PROMPT: Every line with the string "Animations" should be gathered.

— Start —

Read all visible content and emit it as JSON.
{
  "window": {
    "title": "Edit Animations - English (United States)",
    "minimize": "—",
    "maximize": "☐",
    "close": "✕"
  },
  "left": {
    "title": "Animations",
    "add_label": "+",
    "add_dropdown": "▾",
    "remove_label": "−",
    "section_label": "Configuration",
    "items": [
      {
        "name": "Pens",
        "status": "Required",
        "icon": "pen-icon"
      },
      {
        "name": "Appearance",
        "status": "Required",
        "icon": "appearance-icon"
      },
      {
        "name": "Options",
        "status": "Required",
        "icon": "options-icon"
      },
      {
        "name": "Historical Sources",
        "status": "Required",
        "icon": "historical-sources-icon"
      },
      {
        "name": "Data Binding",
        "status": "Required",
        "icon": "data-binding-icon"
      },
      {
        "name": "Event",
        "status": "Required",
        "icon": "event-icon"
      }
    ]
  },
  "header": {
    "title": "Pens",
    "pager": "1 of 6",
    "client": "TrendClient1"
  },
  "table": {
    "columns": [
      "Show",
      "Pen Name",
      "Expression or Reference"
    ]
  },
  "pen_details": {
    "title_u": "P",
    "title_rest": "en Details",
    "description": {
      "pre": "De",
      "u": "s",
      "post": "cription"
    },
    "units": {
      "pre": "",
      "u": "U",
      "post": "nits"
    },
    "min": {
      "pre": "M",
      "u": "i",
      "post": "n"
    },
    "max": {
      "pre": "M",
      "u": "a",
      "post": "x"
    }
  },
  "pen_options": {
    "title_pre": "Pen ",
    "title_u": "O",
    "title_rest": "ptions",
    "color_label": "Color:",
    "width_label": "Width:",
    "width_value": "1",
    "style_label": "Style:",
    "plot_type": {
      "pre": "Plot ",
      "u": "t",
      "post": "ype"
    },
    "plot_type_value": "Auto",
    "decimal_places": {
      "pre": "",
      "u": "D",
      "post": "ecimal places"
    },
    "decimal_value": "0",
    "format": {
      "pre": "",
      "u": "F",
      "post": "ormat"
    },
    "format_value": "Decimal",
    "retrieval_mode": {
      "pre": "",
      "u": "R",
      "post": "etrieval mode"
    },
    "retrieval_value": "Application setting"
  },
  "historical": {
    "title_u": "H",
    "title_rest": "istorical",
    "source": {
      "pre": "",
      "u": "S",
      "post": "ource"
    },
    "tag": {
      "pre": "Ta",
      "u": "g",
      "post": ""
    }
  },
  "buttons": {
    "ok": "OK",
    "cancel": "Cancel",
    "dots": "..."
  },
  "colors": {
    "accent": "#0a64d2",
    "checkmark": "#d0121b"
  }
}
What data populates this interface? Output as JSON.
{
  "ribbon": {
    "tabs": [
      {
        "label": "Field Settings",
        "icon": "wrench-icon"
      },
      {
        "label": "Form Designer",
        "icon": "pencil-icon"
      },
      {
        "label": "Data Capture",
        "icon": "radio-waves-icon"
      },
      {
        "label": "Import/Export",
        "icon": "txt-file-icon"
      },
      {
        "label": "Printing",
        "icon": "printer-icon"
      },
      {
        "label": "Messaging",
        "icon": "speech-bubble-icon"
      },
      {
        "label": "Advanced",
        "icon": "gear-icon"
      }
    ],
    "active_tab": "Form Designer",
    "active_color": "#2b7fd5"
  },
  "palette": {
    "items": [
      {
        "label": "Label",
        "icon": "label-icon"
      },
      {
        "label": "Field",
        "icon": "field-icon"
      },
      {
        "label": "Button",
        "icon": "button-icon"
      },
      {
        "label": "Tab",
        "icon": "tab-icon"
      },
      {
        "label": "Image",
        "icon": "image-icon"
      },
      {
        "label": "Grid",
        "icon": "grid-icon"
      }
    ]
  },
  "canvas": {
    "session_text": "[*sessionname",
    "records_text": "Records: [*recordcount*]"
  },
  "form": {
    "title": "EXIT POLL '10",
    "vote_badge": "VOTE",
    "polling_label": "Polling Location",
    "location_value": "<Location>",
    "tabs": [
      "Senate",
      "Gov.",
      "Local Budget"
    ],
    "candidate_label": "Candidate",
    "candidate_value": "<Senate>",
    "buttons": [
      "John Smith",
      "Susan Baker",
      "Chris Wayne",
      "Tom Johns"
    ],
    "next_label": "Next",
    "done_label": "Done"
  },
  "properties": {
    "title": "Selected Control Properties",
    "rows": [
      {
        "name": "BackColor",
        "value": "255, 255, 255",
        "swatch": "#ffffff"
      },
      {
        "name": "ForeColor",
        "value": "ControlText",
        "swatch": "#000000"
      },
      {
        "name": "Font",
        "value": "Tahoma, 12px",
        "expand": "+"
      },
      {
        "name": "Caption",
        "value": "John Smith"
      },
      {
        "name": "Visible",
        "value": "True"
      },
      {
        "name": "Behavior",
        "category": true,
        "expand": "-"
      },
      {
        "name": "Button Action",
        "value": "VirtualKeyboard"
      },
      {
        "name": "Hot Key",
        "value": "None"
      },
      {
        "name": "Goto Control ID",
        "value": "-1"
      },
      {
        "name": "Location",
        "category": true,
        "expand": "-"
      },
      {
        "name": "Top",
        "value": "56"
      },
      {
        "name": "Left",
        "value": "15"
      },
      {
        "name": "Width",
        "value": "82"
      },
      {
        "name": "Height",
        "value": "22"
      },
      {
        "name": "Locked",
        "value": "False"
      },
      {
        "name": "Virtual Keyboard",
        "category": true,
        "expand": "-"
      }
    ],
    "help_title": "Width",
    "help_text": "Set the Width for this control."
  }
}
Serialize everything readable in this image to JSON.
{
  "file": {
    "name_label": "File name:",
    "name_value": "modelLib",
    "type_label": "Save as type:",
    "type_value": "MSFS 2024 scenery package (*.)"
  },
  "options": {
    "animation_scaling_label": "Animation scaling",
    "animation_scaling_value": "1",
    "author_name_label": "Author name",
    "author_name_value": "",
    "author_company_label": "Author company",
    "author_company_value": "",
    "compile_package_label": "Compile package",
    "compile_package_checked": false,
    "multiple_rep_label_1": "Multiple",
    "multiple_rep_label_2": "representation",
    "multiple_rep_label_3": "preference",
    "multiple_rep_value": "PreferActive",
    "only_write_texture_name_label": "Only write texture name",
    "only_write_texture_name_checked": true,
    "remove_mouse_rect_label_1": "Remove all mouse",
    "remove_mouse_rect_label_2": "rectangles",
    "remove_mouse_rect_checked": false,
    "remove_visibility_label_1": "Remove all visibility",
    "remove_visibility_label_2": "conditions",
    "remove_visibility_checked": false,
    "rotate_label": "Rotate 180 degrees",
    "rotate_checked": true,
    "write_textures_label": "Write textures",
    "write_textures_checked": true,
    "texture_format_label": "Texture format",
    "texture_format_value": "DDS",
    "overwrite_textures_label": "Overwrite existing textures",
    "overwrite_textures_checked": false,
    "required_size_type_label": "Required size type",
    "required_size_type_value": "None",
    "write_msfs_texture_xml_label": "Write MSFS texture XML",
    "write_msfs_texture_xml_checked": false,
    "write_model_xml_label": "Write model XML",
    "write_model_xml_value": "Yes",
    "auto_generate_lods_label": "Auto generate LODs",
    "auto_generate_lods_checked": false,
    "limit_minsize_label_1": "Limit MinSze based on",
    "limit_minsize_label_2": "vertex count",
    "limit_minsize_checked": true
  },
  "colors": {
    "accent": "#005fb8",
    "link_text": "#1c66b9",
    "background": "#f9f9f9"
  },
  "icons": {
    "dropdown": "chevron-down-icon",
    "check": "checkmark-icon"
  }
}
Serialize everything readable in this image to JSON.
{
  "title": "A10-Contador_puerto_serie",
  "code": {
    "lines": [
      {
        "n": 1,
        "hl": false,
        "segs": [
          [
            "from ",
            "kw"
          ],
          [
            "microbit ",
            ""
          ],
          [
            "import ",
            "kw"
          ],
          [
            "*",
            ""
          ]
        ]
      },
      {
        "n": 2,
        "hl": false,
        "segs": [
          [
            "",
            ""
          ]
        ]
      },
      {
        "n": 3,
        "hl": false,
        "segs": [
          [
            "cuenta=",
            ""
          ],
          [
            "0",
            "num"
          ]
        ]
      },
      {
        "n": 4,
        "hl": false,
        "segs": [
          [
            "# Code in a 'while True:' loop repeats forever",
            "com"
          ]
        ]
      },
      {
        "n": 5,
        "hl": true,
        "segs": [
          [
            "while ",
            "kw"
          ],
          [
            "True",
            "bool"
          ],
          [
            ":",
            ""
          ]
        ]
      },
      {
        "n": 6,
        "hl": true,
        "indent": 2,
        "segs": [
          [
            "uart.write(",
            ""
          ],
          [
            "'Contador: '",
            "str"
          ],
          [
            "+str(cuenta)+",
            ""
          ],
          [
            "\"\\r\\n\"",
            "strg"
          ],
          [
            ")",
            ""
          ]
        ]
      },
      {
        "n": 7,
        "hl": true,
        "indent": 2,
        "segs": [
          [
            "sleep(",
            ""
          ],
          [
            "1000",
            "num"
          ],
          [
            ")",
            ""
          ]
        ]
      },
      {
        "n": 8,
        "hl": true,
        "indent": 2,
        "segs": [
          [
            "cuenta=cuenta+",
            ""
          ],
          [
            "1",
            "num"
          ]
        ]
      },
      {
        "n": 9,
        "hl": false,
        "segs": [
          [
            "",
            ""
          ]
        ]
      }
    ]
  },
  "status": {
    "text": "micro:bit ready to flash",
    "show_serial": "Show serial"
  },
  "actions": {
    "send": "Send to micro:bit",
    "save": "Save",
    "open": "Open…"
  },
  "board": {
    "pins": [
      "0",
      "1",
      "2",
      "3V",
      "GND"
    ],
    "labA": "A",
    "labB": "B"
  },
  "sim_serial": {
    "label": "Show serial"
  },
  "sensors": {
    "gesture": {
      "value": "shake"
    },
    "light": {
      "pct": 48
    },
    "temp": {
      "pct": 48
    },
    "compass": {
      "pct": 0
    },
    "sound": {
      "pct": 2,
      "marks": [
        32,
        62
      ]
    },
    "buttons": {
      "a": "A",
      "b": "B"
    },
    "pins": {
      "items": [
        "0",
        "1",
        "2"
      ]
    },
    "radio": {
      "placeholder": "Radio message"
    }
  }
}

— End —

TASK SOLUTION:
    "title": "Edit Animations - English (United States)",
    "title": "Animations",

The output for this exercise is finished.